▶ Given exercise:
List, from the lines below, each one with "Engineering" in it.

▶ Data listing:
------------------------------------------------------------

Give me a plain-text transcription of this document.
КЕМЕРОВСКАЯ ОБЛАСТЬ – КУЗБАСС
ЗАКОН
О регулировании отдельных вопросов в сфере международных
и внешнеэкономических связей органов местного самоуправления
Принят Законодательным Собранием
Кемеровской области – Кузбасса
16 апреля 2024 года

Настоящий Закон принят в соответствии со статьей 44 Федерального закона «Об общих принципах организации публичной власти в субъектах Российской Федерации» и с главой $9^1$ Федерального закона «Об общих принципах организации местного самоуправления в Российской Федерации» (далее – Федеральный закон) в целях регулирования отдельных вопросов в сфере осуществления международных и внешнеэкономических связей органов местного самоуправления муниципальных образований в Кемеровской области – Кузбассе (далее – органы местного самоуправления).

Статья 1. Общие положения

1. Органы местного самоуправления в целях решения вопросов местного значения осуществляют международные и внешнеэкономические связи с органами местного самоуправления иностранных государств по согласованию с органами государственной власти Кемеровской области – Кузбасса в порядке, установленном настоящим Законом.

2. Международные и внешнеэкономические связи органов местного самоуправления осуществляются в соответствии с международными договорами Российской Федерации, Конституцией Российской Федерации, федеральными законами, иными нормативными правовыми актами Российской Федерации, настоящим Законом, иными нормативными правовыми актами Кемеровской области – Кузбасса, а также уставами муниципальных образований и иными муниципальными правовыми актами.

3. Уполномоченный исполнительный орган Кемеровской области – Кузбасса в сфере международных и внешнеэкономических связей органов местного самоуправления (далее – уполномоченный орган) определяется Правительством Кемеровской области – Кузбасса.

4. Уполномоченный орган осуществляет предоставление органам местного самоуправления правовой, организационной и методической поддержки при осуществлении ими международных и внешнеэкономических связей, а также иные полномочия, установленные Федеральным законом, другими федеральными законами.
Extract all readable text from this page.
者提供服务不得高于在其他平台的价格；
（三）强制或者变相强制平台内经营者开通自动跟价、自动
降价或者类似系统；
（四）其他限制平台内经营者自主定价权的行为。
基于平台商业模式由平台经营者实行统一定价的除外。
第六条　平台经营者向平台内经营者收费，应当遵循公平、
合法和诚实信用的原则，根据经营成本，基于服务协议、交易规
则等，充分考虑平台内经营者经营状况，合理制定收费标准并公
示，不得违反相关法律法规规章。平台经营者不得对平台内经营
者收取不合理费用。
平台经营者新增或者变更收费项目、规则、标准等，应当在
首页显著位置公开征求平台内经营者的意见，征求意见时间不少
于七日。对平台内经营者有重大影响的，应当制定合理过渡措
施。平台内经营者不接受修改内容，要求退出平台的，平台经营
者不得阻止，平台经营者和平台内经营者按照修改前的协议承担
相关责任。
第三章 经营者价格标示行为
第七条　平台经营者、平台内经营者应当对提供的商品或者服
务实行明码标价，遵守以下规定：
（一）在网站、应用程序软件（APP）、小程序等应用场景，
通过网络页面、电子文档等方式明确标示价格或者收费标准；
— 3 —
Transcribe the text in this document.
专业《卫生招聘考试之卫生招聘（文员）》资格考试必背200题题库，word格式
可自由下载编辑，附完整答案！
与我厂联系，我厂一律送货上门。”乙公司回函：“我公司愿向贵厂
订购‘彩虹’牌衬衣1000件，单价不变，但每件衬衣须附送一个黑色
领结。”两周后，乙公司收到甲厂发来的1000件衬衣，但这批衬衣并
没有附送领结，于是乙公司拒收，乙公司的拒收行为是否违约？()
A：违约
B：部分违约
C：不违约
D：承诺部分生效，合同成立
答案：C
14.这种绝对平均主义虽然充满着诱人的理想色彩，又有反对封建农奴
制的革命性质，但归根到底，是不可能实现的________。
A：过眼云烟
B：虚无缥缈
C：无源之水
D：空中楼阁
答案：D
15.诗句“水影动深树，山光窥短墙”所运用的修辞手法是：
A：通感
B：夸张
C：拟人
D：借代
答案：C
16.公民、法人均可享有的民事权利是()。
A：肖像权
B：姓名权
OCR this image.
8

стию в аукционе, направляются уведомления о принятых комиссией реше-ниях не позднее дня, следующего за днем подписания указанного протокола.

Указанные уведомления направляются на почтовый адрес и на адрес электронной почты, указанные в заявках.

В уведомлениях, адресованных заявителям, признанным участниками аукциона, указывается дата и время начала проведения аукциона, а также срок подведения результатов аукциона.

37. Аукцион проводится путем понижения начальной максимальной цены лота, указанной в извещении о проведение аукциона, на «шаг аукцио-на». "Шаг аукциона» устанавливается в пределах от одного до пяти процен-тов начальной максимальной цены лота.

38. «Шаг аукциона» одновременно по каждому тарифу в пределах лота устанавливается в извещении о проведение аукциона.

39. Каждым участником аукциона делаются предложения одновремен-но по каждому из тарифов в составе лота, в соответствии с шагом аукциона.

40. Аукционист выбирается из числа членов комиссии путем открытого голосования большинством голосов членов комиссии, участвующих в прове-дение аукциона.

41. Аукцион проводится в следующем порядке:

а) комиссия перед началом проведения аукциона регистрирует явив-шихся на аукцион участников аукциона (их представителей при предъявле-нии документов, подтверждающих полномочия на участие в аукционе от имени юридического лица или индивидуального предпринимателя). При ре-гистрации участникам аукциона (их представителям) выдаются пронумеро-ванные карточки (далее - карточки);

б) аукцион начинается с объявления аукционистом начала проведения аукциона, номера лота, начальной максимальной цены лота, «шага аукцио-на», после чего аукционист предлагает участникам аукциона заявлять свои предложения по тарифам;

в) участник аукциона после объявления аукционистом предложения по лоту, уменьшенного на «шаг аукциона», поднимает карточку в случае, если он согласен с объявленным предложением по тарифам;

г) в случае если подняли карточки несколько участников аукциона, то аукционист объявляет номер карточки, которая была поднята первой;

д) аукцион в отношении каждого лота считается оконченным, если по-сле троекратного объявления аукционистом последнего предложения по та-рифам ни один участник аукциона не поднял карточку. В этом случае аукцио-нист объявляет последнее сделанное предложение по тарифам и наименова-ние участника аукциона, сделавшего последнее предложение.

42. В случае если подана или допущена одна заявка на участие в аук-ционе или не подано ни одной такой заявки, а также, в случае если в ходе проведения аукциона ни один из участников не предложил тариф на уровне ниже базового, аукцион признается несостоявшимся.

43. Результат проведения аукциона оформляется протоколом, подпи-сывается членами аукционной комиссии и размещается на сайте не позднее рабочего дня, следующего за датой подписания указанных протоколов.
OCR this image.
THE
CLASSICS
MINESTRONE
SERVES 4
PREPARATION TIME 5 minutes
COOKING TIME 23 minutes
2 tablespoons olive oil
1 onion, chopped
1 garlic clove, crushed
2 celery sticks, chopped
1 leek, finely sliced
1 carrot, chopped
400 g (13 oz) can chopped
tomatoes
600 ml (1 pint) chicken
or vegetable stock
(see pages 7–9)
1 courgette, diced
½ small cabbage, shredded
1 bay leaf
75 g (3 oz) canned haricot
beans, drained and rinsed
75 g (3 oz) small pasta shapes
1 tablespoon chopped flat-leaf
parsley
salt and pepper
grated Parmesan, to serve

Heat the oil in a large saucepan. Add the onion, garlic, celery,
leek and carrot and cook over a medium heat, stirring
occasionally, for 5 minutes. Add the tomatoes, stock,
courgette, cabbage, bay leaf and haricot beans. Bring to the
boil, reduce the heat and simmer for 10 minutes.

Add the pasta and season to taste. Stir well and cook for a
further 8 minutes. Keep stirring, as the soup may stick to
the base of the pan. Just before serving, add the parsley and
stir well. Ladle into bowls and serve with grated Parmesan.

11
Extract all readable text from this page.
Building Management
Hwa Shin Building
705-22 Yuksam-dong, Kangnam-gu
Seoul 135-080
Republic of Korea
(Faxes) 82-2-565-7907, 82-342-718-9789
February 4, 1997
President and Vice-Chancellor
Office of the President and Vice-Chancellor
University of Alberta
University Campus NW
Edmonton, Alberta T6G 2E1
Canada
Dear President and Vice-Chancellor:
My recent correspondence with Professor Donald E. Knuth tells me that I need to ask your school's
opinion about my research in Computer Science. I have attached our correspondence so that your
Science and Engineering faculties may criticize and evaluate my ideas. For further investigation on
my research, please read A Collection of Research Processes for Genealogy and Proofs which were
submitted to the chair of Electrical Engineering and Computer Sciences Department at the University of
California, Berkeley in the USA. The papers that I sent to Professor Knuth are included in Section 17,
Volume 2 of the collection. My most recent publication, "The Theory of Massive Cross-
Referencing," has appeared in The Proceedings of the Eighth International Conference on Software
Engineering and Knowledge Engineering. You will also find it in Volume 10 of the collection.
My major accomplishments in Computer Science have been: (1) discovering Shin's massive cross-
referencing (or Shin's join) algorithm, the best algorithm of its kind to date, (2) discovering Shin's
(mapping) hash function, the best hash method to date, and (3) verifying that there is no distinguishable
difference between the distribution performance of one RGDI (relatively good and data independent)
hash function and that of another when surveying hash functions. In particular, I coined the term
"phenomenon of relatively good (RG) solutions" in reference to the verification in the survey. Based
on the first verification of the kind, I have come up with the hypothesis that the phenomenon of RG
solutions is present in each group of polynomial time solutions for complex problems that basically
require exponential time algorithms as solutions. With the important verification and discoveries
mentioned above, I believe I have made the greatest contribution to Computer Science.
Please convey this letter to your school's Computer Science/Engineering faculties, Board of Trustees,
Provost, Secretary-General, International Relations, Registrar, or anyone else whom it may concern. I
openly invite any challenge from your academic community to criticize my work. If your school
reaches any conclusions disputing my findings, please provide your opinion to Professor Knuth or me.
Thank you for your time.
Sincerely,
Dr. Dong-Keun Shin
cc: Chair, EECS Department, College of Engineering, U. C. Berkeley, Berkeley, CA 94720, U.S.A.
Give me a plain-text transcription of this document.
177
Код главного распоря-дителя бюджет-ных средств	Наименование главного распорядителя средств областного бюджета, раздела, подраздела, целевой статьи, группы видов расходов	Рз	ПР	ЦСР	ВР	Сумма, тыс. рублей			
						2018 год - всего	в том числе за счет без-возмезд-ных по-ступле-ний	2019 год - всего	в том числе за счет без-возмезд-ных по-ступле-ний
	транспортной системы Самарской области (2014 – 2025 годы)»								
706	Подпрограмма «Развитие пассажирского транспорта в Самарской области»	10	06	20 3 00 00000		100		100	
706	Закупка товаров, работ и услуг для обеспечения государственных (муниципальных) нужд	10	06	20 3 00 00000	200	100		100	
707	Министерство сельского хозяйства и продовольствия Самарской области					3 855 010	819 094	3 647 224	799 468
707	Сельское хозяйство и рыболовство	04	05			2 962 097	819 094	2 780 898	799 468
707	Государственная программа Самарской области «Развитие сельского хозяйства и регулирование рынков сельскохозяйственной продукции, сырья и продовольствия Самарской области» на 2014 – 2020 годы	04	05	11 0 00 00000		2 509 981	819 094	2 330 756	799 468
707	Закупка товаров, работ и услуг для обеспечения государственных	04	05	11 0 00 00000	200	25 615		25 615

------------------------------------------------------------

▶ Full solution:
Science and Engineering faculties may criticize and evaluate my ideas. For further investigation on
submitted to the chair of Electrical Engineering and Computer Sciences Department at the University of
Engineering and Knowledge Engineering. You will also find it in Volume 10 of the collection.
Please convey this letter to your school's Computer Science/Engineering faculties, Board of Trustees,
cc: Chair, EECS Department, College of Engineering, U. C. Berkeley, Berkeley, CA 94720, U.S.A.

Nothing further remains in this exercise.